_Excerpts from a figure dataset_
— START —
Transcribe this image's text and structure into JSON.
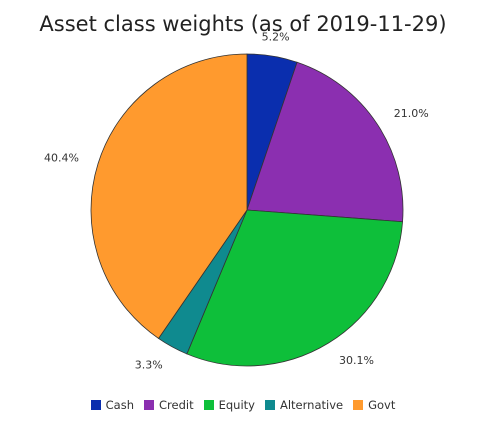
{
  "chart_data": {
    "type": "pie",
    "title": "Asset class weights (as of 2019-11-29)",
    "labels": [
      "Cash",
      "Credit",
      "Equity",
      "Alternative",
      "Govt"
    ],
    "values": [
      5.2,
      21.0,
      30.1,
      3.3,
      40.4
    ],
    "value_labels": [
      "5.2%",
      "21.0%",
      "30.1%",
      "3.3%",
      "40.4%"
    ],
    "colors": [
      "#0a2eae",
      "#8b2fb0",
      "#0ebf3a",
      "#0f8a8f",
      "#ff9a2e"
    ],
    "legend_position": "bottom",
    "start": "top",
    "direction": "clockwise"
  }
}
— END —
_REQUIREMENTS_
Every line above should be returned word for word, with the pictures left behind.

_SOLUTION TO THIS EXERCISE_
Transcribe this image's text and structure into JSON.
{
  "chart_data": {
    "type": "pie",
    "title": "Asset class weights (as of 2019-11-29)",
    "labels": [
      "Cash",
      "Credit",
      "Equity",
      "Alternative",
      "Govt"
    ],
    "values": [
      5.2,
      21.0,
      30.1,
      3.3,
      40.4
    ],
    "value_labels": [
      "5.2%",
      "21.0%",
      "30.1%",
      "3.3%",
      "40.4%"
    ],
    "colors": [
      "#0a2eae",
      "#8b2fb0",
      "#0ebf3a",
      "#0f8a8f",
      "#ff9a2e"
    ],
    "legend_position": "bottom",
    "start": "top",
    "direction": "clockwise"
  }
}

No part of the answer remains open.